## Requirements
Each entry must appear again exactly as it does in the source.

* BEGIN Source records *

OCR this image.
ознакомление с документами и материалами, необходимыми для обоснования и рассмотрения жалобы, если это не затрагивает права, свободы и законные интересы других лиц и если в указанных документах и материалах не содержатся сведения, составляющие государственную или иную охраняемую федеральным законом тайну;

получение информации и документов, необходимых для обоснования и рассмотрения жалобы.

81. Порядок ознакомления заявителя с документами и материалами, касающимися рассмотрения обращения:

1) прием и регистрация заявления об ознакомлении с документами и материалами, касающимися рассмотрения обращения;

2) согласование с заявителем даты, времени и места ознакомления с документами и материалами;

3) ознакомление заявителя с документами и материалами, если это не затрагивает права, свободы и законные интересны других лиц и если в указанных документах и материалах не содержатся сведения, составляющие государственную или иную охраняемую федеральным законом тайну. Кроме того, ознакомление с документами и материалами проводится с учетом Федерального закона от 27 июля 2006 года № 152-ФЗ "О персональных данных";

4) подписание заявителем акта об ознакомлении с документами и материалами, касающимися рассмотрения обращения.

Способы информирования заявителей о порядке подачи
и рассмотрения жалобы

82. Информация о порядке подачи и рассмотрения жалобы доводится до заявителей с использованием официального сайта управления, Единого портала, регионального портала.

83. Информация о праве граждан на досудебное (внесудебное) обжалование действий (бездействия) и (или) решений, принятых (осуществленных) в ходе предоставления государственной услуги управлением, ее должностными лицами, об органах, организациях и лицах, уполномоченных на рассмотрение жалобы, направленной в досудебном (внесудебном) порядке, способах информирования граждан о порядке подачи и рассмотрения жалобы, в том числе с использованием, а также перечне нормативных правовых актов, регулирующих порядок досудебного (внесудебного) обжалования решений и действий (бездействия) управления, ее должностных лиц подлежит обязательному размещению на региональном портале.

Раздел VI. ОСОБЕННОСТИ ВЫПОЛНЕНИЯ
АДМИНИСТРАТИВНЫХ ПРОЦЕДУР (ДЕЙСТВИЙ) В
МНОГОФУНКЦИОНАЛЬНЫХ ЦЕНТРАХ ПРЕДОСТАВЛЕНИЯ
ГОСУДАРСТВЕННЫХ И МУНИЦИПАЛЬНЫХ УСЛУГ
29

* END Source records *

## Answer to this exercise
OCR this image.
ознакомление с документами и материалами, необходимыми для обоснования и рассмотрения жалобы, если это не затрагивает права, свободы и законные интересы других лиц и если в указанных документах и материалах не содержатся сведения, составляющие государственную или иную охраняемую федеральным законом тайну;

получение информации и документов, необходимых для обоснования и рассмотрения жалобы.

81. Порядок ознакомления заявителя с документами и материалами, касающимися рассмотрения обращения:

1) прием и регистрация заявления об ознакомлении с документами и материалами, касающимися рассмотрения обращения;

2) согласование с заявителем даты, времени и места ознакомления с документами и материалами;

3) ознакомление заявителя с документами и материалами, если это не затрагивает права, свободы и законные интересны других лиц и если в указанных документах и материалах не содержатся сведения, составляющие государственную или иную охраняемую федеральным законом тайну. Кроме того, ознакомление с документами и материалами проводится с учетом Федерального закона от 27 июля 2006 года № 152-ФЗ "О персональных данных";

4) подписание заявителем акта об ознакомлении с документами и материалами, касающимися рассмотрения обращения.

Способы информирования заявителей о порядке подачи
и рассмотрения жалобы

82. Информация о порядке подачи и рассмотрения жалобы доводится до заявителей с использованием официального сайта управления, Единого портала, регионального портала.

83. Информация о праве граждан на досудебное (внесудебное) обжалование действий (бездействия) и (или) решений, принятых (осуществленных) в ходе предоставления государственной услуги управлением, ее должностными лицами, об органах, организациях и лицах, уполномоченных на рассмотрение жалобы, направленной в досудебном (внесудебном) порядке, способах информирования граждан о порядке подачи и рассмотрения жалобы, в том числе с использованием, а также перечне нормативных правовых актов, регулирующих порядок досудебного (внесудебного) обжалования решений и действий (бездействия) управления, ее должностных лиц подлежит обязательному размещению на региональном портале.

Раздел VI. ОСОБЕННОСТИ ВЫПОЛНЕНИЯ
АДМИНИСТРАТИВНЫХ ПРОЦЕДУР (ДЕЙСТВИЙ) В
МНОГОФУНКЦИОНАЛЬНЫХ ЦЕНТРАХ ПРЕДОСТАВЛЕНИЯ
ГОСУДАРСТВЕННЫХ И МУНИЦИПАЛЬНЫХ УСЛУГ
29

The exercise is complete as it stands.